- Stored data -
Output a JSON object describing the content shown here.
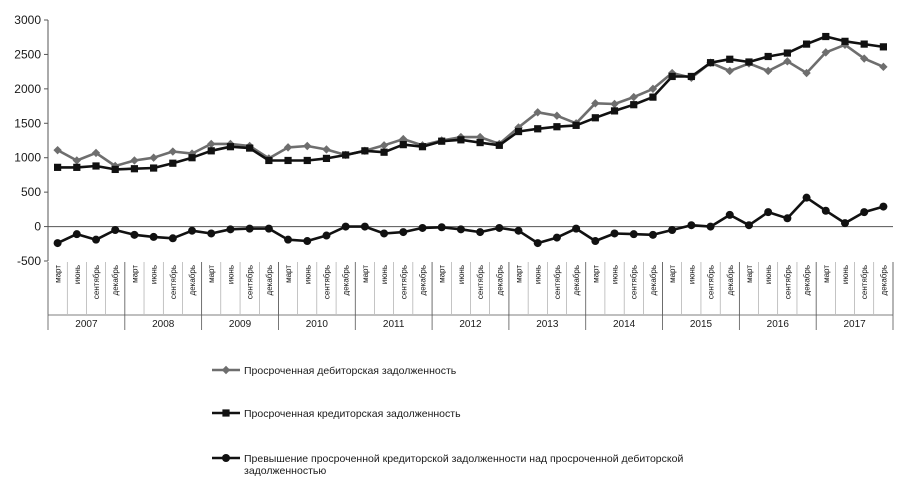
{
  "chart_data": {
    "type": "line",
    "y_range": [
      -500,
      3000
    ],
    "y_ticks": [
      "3000",
      "2500",
      "2000",
      "1500",
      "1000",
      "500",
      "0",
      "-500"
    ],
    "month_labels": [
      "март",
      "июнь",
      "сентябрь",
      "декабрь"
    ],
    "years": [
      "2007",
      "2008",
      "2009",
      "2010",
      "2011",
      "2012",
      "2013",
      "2014",
      "2015",
      "2016",
      "2017"
    ],
    "grid": false,
    "legend_position": "bottom",
    "series": [
      {
        "name": "Просроченная дебиторская  задолженность",
        "color": "#6e6e6e",
        "marker": "diamond",
        "values": [
          1110,
          960,
          1070,
          880,
          960,
          1000,
          1090,
          1060,
          1200,
          1200,
          1170,
          990,
          1150,
          1170,
          1120,
          1040,
          1100,
          1180,
          1270,
          1180,
          1250,
          1300,
          1300,
          1200,
          1440,
          1660,
          1610,
          1500,
          1790,
          1780,
          1880,
          2000,
          2230,
          2160,
          2380,
          2260,
          2370,
          2260,
          2400,
          2230,
          2530,
          2640,
          2440,
          2320
        ]
      },
      {
        "name": "Просроченная кредиторская  задолженность",
        "color": "#111111",
        "marker": "square",
        "values": [
          860,
          860,
          880,
          830,
          840,
          850,
          920,
          1000,
          1100,
          1160,
          1140,
          960,
          960,
          960,
          990,
          1040,
          1100,
          1080,
          1190,
          1160,
          1240,
          1260,
          1220,
          1180,
          1380,
          1420,
          1450,
          1470,
          1580,
          1680,
          1770,
          1880,
          2180,
          2180,
          2380,
          2430,
          2390,
          2470,
          2520,
          2650,
          2760,
          2690,
          2650,
          2610
        ]
      },
      {
        "name": "Превышение просроченной кредиторской задолженности над просроченной дебиторской задолженностью",
        "color": "#111111",
        "marker": "circle",
        "values": [
          -240,
          -110,
          -190,
          -50,
          -120,
          -150,
          -170,
          -60,
          -100,
          -40,
          -30,
          -30,
          -190,
          -210,
          -130,
          0,
          0,
          -100,
          -80,
          -20,
          -10,
          -40,
          -80,
          -20,
          -60,
          -240,
          -160,
          -30,
          -210,
          -100,
          -110,
          -120,
          -50,
          20,
          0,
          170,
          20,
          210,
          120,
          420,
          230,
          50,
          210,
          290
        ]
      }
    ]
  }
}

- What to produce -
Show each line in the entries that holds the string "name".

- Response to this task -
        "name": "Просроченная дебиторская  задолженность",
        "name": "Просроченная кредиторская  задолженность",
        "name": "Превышение просроченной кредиторской задолженности над просроченной дебиторской задолженностью",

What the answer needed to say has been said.